▶ Text under study:
------------

More from CES
Fire TV’s present and future: Last week, I interviewed Marc Whitten, the head of Amazon’s Fire TV business. It was a wide-ranging discussion, but a couple things stood out: First, he claims that Fire TV devices are beating Roku in sales and usage, despite what Roku and some third-party metrics firms claim. Amazon is notoriously cagey about sales figures for any of its products, so even this was an unusual level of specificity. Whitten also said that Amazon hasn’t given up on smart TVs, even though the company didn’t announce any at CES.
Elsewhere in the interview, we talk about the Fire TV’s obnoxious banner ads, potential over-the-air antenna integration, and the idea that streaming video could change the nature of television itself.

------------

▶ Available data:
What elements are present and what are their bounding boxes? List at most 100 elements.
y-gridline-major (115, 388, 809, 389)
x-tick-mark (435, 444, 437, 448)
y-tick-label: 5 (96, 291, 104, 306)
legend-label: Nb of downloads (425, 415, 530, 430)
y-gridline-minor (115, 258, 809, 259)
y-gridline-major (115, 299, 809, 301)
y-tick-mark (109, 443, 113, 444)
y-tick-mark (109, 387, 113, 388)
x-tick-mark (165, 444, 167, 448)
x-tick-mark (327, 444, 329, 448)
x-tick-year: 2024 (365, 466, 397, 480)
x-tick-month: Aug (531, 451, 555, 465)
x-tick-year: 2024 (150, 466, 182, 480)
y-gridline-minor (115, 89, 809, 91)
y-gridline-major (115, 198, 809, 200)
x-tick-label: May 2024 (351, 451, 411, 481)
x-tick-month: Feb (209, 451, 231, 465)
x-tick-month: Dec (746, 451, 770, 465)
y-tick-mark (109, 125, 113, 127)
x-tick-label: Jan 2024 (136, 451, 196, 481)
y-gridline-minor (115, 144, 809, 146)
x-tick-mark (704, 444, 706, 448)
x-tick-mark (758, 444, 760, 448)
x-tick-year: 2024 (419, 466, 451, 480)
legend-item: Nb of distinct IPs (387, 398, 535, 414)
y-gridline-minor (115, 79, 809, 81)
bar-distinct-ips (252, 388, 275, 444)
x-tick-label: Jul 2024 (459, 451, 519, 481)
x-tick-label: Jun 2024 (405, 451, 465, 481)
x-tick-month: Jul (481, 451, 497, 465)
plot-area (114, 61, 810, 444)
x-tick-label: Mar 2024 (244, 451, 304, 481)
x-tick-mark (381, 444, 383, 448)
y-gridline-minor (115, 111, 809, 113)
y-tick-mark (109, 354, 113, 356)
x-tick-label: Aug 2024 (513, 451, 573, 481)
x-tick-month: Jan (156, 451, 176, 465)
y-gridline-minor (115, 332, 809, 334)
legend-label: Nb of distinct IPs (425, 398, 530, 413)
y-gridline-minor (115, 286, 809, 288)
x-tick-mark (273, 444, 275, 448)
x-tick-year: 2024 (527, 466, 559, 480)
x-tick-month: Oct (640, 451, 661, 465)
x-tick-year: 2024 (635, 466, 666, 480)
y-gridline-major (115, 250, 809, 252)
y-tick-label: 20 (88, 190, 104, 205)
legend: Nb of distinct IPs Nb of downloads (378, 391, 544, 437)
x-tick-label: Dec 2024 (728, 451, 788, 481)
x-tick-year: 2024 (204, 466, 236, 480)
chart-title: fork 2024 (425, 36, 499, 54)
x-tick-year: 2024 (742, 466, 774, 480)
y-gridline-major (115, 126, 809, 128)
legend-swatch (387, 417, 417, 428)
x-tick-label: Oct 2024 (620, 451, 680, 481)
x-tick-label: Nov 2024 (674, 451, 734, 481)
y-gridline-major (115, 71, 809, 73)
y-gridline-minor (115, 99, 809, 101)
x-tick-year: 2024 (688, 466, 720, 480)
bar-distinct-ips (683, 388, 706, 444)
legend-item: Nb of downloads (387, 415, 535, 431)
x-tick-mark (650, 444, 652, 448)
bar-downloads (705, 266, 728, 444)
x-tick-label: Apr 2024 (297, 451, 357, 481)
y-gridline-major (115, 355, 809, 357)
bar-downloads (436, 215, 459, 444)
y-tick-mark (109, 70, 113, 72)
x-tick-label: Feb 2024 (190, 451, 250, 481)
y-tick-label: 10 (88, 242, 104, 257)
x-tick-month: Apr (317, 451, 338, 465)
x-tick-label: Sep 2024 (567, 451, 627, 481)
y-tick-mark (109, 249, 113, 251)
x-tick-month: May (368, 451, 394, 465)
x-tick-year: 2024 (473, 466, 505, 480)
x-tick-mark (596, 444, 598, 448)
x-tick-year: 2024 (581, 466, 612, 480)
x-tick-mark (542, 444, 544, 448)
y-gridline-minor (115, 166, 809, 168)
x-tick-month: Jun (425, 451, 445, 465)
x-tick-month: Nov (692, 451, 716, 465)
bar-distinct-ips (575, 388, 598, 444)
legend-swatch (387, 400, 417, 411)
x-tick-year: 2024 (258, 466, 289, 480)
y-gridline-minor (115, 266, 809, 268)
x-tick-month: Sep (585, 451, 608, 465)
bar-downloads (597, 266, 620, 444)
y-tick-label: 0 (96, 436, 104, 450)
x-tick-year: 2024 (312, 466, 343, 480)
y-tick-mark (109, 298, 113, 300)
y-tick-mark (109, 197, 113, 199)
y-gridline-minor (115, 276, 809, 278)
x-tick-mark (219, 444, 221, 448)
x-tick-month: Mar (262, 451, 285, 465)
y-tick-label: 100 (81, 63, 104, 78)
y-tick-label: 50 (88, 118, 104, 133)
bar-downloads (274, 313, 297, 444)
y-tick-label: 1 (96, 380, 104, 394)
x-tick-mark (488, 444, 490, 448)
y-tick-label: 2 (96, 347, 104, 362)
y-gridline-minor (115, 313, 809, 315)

------------

▶ What to do: Continue the Fire TV text from its final sentence onward, in the same voice.

▶ Answer to this task:
HDHomeRun’s hardware and software plans: It’s rare for a company executive to call his own product a “pain in the ass,” but that’s what happened when I talked to Theodore Head, the CEO of HDHomeRun maker SiliconDust. Head was surprisingly cheery about our resoundingly negative review of HDHomeRun’s DVR service, but he promised big improvements to come over the next couple of months.
SiliconDust is also working on a new HDHomeRun tuner with a DVR engine and 250 GB of storage built-in. That’ll spare users the hassle of setting up a separate media server (such as a PC, NAS box, or Nvidia Shield TV), at least until they hit the device’s storage limit. But without a server, users also won’t be able to use some third-party DVR services that work with HDHomeRun tuners, such as Plex and Emby. SiliconDust’s own software will have to do the heavy lifting.